EXTRACTED RECORDS ▸
━━━━━━━━━━━━━━━━━━━━━━━━━━━━━━

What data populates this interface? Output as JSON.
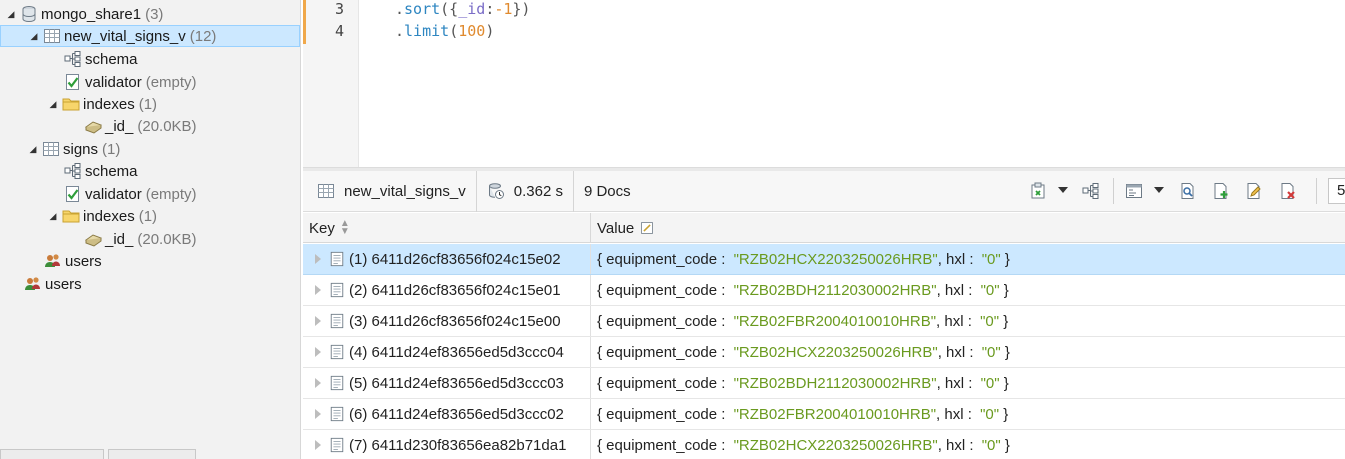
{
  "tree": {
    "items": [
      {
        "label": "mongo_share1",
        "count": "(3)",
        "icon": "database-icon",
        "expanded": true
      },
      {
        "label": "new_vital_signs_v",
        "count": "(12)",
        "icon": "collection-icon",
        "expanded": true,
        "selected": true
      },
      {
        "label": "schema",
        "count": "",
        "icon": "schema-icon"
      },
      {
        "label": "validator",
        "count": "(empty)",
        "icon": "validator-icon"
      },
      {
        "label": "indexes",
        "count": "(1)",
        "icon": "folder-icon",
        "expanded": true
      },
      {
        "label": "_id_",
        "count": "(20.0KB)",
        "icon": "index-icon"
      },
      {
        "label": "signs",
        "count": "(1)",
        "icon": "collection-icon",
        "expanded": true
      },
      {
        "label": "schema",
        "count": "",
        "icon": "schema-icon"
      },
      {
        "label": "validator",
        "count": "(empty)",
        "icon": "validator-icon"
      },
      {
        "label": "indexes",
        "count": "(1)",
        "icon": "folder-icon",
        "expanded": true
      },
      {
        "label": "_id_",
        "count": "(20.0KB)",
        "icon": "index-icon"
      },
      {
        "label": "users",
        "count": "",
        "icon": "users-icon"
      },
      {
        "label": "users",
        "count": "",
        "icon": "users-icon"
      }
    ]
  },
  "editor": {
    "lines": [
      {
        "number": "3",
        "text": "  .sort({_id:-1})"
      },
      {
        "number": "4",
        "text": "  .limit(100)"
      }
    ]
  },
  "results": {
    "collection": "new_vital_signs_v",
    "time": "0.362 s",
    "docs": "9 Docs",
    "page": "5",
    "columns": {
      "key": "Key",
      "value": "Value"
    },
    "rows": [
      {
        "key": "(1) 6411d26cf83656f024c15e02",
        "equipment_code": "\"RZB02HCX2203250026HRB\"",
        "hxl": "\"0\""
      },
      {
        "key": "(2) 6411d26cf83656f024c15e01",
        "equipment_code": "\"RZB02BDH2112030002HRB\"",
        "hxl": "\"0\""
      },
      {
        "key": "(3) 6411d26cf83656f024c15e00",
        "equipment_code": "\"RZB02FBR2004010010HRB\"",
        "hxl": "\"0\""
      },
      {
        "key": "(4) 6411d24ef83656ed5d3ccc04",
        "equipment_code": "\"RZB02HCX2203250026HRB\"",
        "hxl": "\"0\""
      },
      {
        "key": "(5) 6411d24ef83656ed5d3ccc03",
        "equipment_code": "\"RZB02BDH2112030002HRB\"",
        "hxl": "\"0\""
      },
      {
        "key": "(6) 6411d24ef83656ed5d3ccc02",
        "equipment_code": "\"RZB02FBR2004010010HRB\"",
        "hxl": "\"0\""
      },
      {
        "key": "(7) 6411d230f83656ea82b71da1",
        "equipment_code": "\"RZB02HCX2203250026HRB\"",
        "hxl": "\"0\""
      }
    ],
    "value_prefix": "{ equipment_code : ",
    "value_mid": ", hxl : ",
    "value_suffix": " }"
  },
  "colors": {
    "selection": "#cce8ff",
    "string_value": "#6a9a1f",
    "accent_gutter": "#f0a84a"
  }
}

━━━━━━━━━━━━━━━━━━━━━━━━━━━━━━

THE REQUEST ▸ Skip the pictures, then retype every line above exactly.

FINAL RESULT ▸
What data populates this interface? Output as JSON.
{
  "tree": {
    "items": [
      {
        "label": "mongo_share1",
        "count": "(3)",
        "icon": "database-icon",
        "expanded": true
      },
      {
        "label": "new_vital_signs_v",
        "count": "(12)",
        "icon": "collection-icon",
        "expanded": true,
        "selected": true
      },
      {
        "label": "schema",
        "count": "",
        "icon": "schema-icon"
      },
      {
        "label": "validator",
        "count": "(empty)",
        "icon": "validator-icon"
      },
      {
        "label": "indexes",
        "count": "(1)",
        "icon": "folder-icon",
        "expanded": true
      },
      {
        "label": "_id_",
        "count": "(20.0KB)",
        "icon": "index-icon"
      },
      {
        "label": "signs",
        "count": "(1)",
        "icon": "collection-icon",
        "expanded": true
      },
      {
        "label": "schema",
        "count": "",
        "icon": "schema-icon"
      },
      {
        "label": "validator",
        "count": "(empty)",
        "icon": "validator-icon"
      },
      {
        "label": "indexes",
        "count": "(1)",
        "icon": "folder-icon",
        "expanded": true
      },
      {
        "label": "_id_",
        "count": "(20.0KB)",
        "icon": "index-icon"
      },
      {
        "label": "users",
        "count": "",
        "icon": "users-icon"
      },
      {
        "label": "users",
        "count": "",
        "icon": "users-icon"
      }
    ]
  },
  "editor": {
    "lines": [
      {
        "number": "3",
        "text": "  .sort({_id:-1})"
      },
      {
        "number": "4",
        "text": "  .limit(100)"
      }
    ]
  },
  "results": {
    "collection": "new_vital_signs_v",
    "time": "0.362 s",
    "docs": "9 Docs",
    "page": "5",
    "columns": {
      "key": "Key",
      "value": "Value"
    },
    "rows": [
      {
        "key": "(1) 6411d26cf83656f024c15e02",
        "equipment_code": "\"RZB02HCX2203250026HRB\"",
        "hxl": "\"0\""
      },
      {
        "key": "(2) 6411d26cf83656f024c15e01",
        "equipment_code": "\"RZB02BDH2112030002HRB\"",
        "hxl": "\"0\""
      },
      {
        "key": "(3) 6411d26cf83656f024c15e00",
        "equipment_code": "\"RZB02FBR2004010010HRB\"",
        "hxl": "\"0\""
      },
      {
        "key": "(4) 6411d24ef83656ed5d3ccc04",
        "equipment_code": "\"RZB02HCX2203250026HRB\"",
        "hxl": "\"0\""
      },
      {
        "key": "(5) 6411d24ef83656ed5d3ccc03",
        "equipment_code": "\"RZB02BDH2112030002HRB\"",
        "hxl": "\"0\""
      },
      {
        "key": "(6) 6411d24ef83656ed5d3ccc02",
        "equipment_code": "\"RZB02FBR2004010010HRB\"",
        "hxl": "\"0\""
      },
      {
        "key": "(7) 6411d230f83656ea82b71da1",
        "equipment_code": "\"RZB02HCX2203250026HRB\"",
        "hxl": "\"0\""
      }
    ],
    "value_prefix": "{ equipment_code : ",
    "value_mid": ", hxl : ",
    "value_suffix": " }"
  },
  "colors": {
    "selection": "#cce8ff",
    "string_value": "#6a9a1f",
    "accent_gutter": "#f0a84a"
  }
}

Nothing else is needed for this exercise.